-------- SUPPLIED MATERIAL --------
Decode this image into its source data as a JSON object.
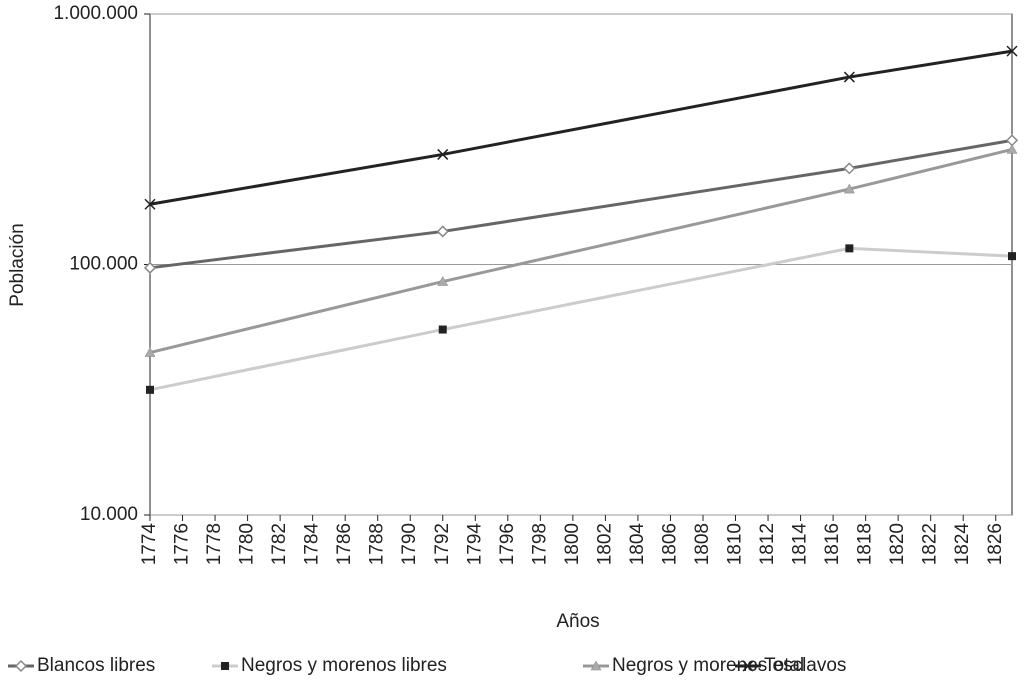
{
  "chart_data": {
    "type": "line",
    "x_label": "Años",
    "y_label": "Población",
    "x": [
      1774,
      1792,
      1817,
      1827
    ],
    "series": [
      {
        "name": "Blancos libres",
        "color": "#666666",
        "marker": "diamond",
        "marker_color": "#888888",
        "values": [
          97000,
          135500,
          242000,
          313000
        ]
      },
      {
        "name": "Negros y morenos libres",
        "color": "#cccccc",
        "marker": "square",
        "marker_color": "#222222",
        "values": [
          31600,
          55000,
          116000,
          108000
        ]
      },
      {
        "name": "Negros y morenos esclavos",
        "color": "#999999",
        "marker": "triangle",
        "marker_color": "#aaaaaa",
        "values": [
          44500,
          85500,
          200000,
          288000
        ]
      },
      {
        "name": "Total",
        "color": "#222222",
        "marker": "x",
        "marker_color": "#222222",
        "values": [
          174000,
          275000,
          560000,
          711000
        ]
      }
    ],
    "xlim": [
      1774,
      1827
    ],
    "xticks": [
      1774,
      1776,
      1778,
      1780,
      1782,
      1784,
      1786,
      1788,
      1790,
      1792,
      1794,
      1796,
      1798,
      1800,
      1802,
      1804,
      1806,
      1808,
      1810,
      1812,
      1814,
      1816,
      1818,
      1820,
      1822,
      1824,
      1826
    ],
    "ylim": [
      10000,
      1000000
    ],
    "log_scale": true,
    "yticks": [
      {
        "value": 10000,
        "label": "10.000"
      },
      {
        "value": 100000,
        "label": "100.000"
      },
      {
        "value": 1000000,
        "label": "1.000.000"
      }
    ],
    "grid": true
  }
}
--------
WHAT THIS TASK INVOLVES:
Of the lines in this listing, how many contain "name"? Reply with the number and nothing more.

THE OUTPUT:
4